SUPPLIED DATA ▸
——

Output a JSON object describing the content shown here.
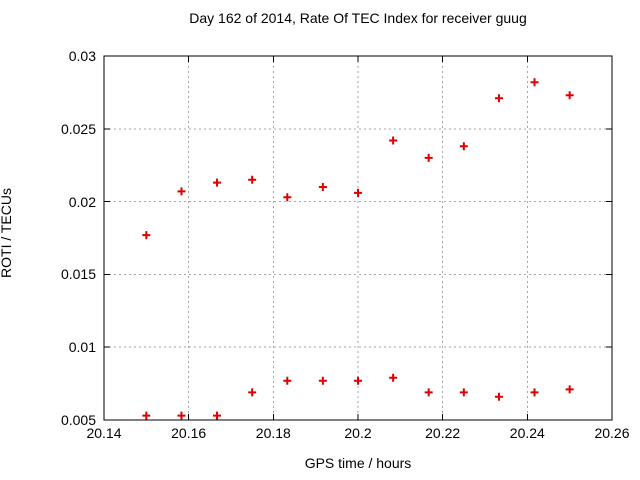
{
  "chart_data": {
    "type": "scatter",
    "title": "Day 162 of 2014, Rate Of TEC Index for receiver guug",
    "xlabel": "GPS time / hours",
    "ylabel": "ROTI / TECUs",
    "xlim": [
      20.14,
      20.26
    ],
    "ylim": [
      0.005,
      0.03
    ],
    "x_ticks": [
      20.14,
      20.16,
      20.18,
      20.2,
      20.22,
      20.24,
      20.26
    ],
    "x_tick_labels": [
      "20.14",
      "20.16",
      "20.18",
      "20.2",
      "20.22",
      "20.24",
      "20.26"
    ],
    "y_ticks": [
      0.005,
      0.01,
      0.015,
      0.02,
      0.025,
      0.03
    ],
    "y_tick_labels": [
      "0.005",
      "0.01",
      "0.015",
      "0.02",
      "0.025",
      "0.03"
    ],
    "grid": true,
    "legend": "none",
    "marker": "plus",
    "marker_color": "#dd0000",
    "grid_color": "#a6a6a6",
    "axis_color": "#000000",
    "series": [
      {
        "name": "ROTI",
        "points": [
          [
            20.15,
            0.0177
          ],
          [
            20.1583,
            0.0207
          ],
          [
            20.1667,
            0.0213
          ],
          [
            20.175,
            0.0215
          ],
          [
            20.1833,
            0.0203
          ],
          [
            20.1917,
            0.021
          ],
          [
            20.2,
            0.0206
          ],
          [
            20.2083,
            0.0242
          ],
          [
            20.2167,
            0.023
          ],
          [
            20.225,
            0.0238
          ],
          [
            20.2333,
            0.0271
          ],
          [
            20.2417,
            0.0282
          ],
          [
            20.25,
            0.0273
          ],
          [
            20.15,
            0.0053
          ],
          [
            20.1583,
            0.0053
          ],
          [
            20.1667,
            0.0053
          ],
          [
            20.175,
            0.0069
          ],
          [
            20.1833,
            0.0077
          ],
          [
            20.1917,
            0.0077
          ],
          [
            20.2,
            0.0077
          ],
          [
            20.2083,
            0.0079
          ],
          [
            20.2167,
            0.0069
          ],
          [
            20.225,
            0.0069
          ],
          [
            20.2333,
            0.0066
          ],
          [
            20.2417,
            0.0069
          ],
          [
            20.25,
            0.0071
          ]
        ]
      }
    ]
  }
}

——

JOB ▸ Every line is to be duplicated exactly, though pictures stay out.

ANSWER TO THIS PROBLEM ▸
Output a JSON object describing the content shown here.
{
  "chart_data": {
    "type": "scatter",
    "title": "Day 162 of 2014, Rate Of TEC Index for receiver guug",
    "xlabel": "GPS time / hours",
    "ylabel": "ROTI / TECUs",
    "xlim": [
      20.14,
      20.26
    ],
    "ylim": [
      0.005,
      0.03
    ],
    "x_ticks": [
      20.14,
      20.16,
      20.18,
      20.2,
      20.22,
      20.24,
      20.26
    ],
    "x_tick_labels": [
      "20.14",
      "20.16",
      "20.18",
      "20.2",
      "20.22",
      "20.24",
      "20.26"
    ],
    "y_ticks": [
      0.005,
      0.01,
      0.015,
      0.02,
      0.025,
      0.03
    ],
    "y_tick_labels": [
      "0.005",
      "0.01",
      "0.015",
      "0.02",
      "0.025",
      "0.03"
    ],
    "grid": true,
    "legend": "none",
    "marker": "plus",
    "marker_color": "#dd0000",
    "grid_color": "#a6a6a6",
    "axis_color": "#000000",
    "series": [
      {
        "name": "ROTI",
        "points": [
          [
            20.15,
            0.0177
          ],
          [
            20.1583,
            0.0207
          ],
          [
            20.1667,
            0.0213
          ],
          [
            20.175,
            0.0215
          ],
          [
            20.1833,
            0.0203
          ],
          [
            20.1917,
            0.021
          ],
          [
            20.2,
            0.0206
          ],
          [
            20.2083,
            0.0242
          ],
          [
            20.2167,
            0.023
          ],
          [
            20.225,
            0.0238
          ],
          [
            20.2333,
            0.0271
          ],
          [
            20.2417,
            0.0282
          ],
          [
            20.25,
            0.0273
          ],
          [
            20.15,
            0.0053
          ],
          [
            20.1583,
            0.0053
          ],
          [
            20.1667,
            0.0053
          ],
          [
            20.175,
            0.0069
          ],
          [
            20.1833,
            0.0077
          ],
          [
            20.1917,
            0.0077
          ],
          [
            20.2,
            0.0077
          ],
          [
            20.2083,
            0.0079
          ],
          [
            20.2167,
            0.0069
          ],
          [
            20.225,
            0.0069
          ],
          [
            20.2333,
            0.0066
          ],
          [
            20.2417,
            0.0069
          ],
          [
            20.25,
            0.0071
          ]
        ]
      }
    ]
  }
}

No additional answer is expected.